- [REQUIRED TASK 1]
Answer these questions about the Kindle thread:
(a) What do you type after selecting "Settings" to reach the Wi-Fi Modem information?
(b) What name did sleepy6553 give their Kindle?
(c) On which page of Settings can Personal Info be edited?

- [PASSAGE GIVEN]
## Start

# How do I find my Kindle's phone number?



## tarapaije (Mar 7, 2010)

Awhile back there was a post to tell you how to find YOUR kindle phone number?

I have looked for the post and been unable to find it.
Thank you


----------



## D/W (Dec 29, 2010)

I'm not sure what you're asking, as I'm not aware of a "Kindle phone number," but perhaps you are trying to access 3G or Wi-fi modem information? To do that:


Begin at the HOME screen
Press the MENU button
Select "Settings," then type either:
Alt+YQQ (611) to access 3G Modem information
Alt+UQQ (711) to access Wi-Fi Modem information
(There are multiple pages of information for each.)


----------



## sleepy6553 (Nov 21, 2010)

Do you mean the post where someone renamed their kindle with their phone number so if it was found the phone number would display and they could call you to come claim your lost kindle? I did that. My kindle name is now: If found, please call 386-xxx-xxxx. That shows on the top line.

Sorry if this isn't what you meant.


----------



## D/W (Dec 29, 2010)

I just read what sleepy6553 posted. Tarapaije, if you are talking about renaming your Kindle so it will show your phone number on the home screen, you can do that by pressing the MENU button (from the HOME screen). Then, select "Settings." Next, select "edit" (to the right of "Device Name"). Whatever you type there will show in the top left of the Home page screen. Some people put their phone number or email address there.

There's also a section where you can enter Personal Info, which may be helpful if someone finds your Kindle if it's lost. To do that, from the HOME screen, press the MENU button, then select "Settings." There are three pages for Settings. You can edit Personal Info on the third page.

I hope that helps!


----------



## ff2 (Oct 20, 2010)

Maybe the original poster is referring to the SIM card and the possibility it contains some phone number?

## End

- [RECORDED DATA]
## Start

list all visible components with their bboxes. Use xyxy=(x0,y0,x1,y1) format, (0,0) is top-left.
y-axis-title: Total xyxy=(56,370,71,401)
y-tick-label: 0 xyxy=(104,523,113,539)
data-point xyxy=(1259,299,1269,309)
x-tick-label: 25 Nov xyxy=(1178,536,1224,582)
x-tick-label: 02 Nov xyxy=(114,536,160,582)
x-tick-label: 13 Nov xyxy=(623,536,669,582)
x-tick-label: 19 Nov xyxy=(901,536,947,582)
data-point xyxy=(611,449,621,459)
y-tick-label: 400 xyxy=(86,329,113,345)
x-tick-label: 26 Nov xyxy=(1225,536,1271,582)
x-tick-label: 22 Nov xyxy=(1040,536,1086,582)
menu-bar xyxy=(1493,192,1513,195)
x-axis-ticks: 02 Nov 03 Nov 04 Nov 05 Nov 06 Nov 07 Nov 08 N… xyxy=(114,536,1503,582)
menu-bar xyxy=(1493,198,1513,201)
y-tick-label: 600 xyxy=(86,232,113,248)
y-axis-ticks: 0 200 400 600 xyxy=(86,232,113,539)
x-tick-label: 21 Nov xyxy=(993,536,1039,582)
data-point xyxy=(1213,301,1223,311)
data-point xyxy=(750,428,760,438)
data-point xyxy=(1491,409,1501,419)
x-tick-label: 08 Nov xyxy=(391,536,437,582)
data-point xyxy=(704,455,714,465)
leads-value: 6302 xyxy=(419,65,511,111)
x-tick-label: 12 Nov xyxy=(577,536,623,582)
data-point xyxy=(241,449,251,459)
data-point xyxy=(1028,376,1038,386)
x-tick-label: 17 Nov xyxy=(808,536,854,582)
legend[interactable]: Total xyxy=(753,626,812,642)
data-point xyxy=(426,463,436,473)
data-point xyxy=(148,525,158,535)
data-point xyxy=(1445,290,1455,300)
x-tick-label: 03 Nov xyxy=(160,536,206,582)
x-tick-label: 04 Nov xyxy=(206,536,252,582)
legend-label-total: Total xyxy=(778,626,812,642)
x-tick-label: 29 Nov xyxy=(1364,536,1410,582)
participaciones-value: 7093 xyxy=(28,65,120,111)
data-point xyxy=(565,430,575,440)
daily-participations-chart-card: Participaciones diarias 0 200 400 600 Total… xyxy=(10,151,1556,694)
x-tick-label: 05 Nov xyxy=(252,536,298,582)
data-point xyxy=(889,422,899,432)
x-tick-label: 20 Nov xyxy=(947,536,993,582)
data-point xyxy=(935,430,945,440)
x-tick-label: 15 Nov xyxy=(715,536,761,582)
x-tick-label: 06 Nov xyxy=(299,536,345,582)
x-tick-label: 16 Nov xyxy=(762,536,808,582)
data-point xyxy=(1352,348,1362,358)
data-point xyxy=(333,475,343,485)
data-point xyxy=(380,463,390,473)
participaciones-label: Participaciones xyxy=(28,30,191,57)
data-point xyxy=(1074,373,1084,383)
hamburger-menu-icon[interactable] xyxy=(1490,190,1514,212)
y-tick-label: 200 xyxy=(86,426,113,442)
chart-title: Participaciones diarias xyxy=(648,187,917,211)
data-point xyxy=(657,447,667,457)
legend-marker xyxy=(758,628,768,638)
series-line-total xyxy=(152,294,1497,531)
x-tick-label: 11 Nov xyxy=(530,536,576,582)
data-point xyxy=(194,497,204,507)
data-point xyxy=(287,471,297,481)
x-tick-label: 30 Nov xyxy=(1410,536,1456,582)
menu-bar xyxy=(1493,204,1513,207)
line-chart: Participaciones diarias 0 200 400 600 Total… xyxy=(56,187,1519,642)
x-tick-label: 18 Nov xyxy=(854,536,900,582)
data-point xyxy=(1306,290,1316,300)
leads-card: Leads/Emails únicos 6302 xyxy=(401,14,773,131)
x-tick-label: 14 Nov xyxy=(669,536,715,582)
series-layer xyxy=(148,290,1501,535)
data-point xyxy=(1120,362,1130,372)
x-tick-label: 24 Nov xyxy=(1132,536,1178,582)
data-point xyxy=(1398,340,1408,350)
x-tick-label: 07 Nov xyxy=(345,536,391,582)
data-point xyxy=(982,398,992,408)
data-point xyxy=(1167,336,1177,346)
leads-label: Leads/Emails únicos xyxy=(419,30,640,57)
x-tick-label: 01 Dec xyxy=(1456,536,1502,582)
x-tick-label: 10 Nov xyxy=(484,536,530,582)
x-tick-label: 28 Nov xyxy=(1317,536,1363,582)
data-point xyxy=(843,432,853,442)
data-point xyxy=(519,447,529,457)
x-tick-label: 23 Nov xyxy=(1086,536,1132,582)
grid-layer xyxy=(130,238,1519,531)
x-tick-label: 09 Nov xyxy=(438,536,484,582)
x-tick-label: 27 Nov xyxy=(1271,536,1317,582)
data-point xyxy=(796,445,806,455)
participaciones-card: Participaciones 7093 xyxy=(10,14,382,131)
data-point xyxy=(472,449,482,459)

## End

- [REQUIRED TASK 2] Rewrite the entries from the first line through the line containing "y-tick-label: 200 xyxy=(86,426,113,442)", replacing "data-point" with "data-marker" and leaving everything else as it is.

- [TASK ANSWER 1]
(a) Alt+UQQ (711)
(b) If found, please call 386-xxx-xxxx.
(c) The third page

- [TASK ANSWER 2]
list all visible components with their bboxes. Use xyxy=(x0,y0,x1,y1) format, (0,0) is top-left.
y-axis-title: Total xyxy=(56,370,71,401)
y-tick-label: 0 xyxy=(104,523,113,539)
data-marker xyxy=(1259,299,1269,309)
x-tick-label: 25 Nov xyxy=(1178,536,1224,582)
x-tick-label: 02 Nov xyxy=(114,536,160,582)
x-tick-label: 13 Nov xyxy=(623,536,669,582)
x-tick-label: 19 Nov xyxy=(901,536,947,582)
data-marker xyxy=(611,449,621,459)
y-tick-label: 400 xyxy=(86,329,113,345)
x-tick-label: 26 Nov xyxy=(1225,536,1271,582)
x-tick-label: 22 Nov xyxy=(1040,536,1086,582)
menu-bar xyxy=(1493,192,1513,195)
x-axis-ticks: 02 Nov 03 Nov 04 Nov 05 Nov 06 Nov 07 Nov 08 N… xyxy=(114,536,1503,582)
menu-bar xyxy=(1493,198,1513,201)
y-tick-label: 600 xyxy=(86,232,113,248)
y-axis-ticks: 0 200 400 600 xyxy=(86,232,113,539)
x-tick-label: 21 Nov xyxy=(993,536,1039,582)
data-marker xyxy=(1213,301,1223,311)
data-marker xyxy=(750,428,760,438)
data-marker xyxy=(1491,409,1501,419)
x-tick-label: 08 Nov xyxy=(391,536,437,582)
data-marker xyxy=(704,455,714,465)
leads-value: 6302 xyxy=(419,65,511,111)
x-tick-label: 12 Nov xyxy=(577,536,623,582)
data-marker xyxy=(241,449,251,459)
data-marker xyxy=(1028,376,1038,386)
x-tick-label: 17 Nov xyxy=(808,536,854,582)
legend[interactable]: Total xyxy=(753,626,812,642)
data-marker xyxy=(426,463,436,473)
data-marker xyxy=(148,525,158,535)
data-marker xyxy=(1445,290,1455,300)
x-tick-label: 03 Nov xyxy=(160,536,206,582)
x-tick-label: 04 Nov xyxy=(206,536,252,582)
legend-label-total: Total xyxy=(778,626,812,642)
x-tick-label: 29 Nov xyxy=(1364,536,1410,582)
participaciones-value: 7093 xyxy=(28,65,120,111)
data-marker xyxy=(565,430,575,440)
daily-participations-chart-card: Participaciones diarias 0 200 400 600 Total… xyxy=(10,151,1556,694)
x-tick-label: 05 Nov xyxy=(252,536,298,582)
data-marker xyxy=(889,422,899,432)
x-tick-label: 20 Nov xyxy=(947,536,993,582)
data-marker xyxy=(935,430,945,440)
x-tick-label: 15 Nov xyxy=(715,536,761,582)
x-tick-label: 06 Nov xyxy=(299,536,345,582)
x-tick-label: 16 Nov xyxy=(762,536,808,582)
data-marker xyxy=(1352,348,1362,358)
data-marker xyxy=(333,475,343,485)
data-marker xyxy=(380,463,390,473)
participaciones-label: Participaciones xyxy=(28,30,191,57)
data-marker xyxy=(1074,373,1084,383)
hamburger-menu-icon[interactable] xyxy=(1490,190,1514,212)
y-tick-label: 200 xyxy=(86,426,113,442)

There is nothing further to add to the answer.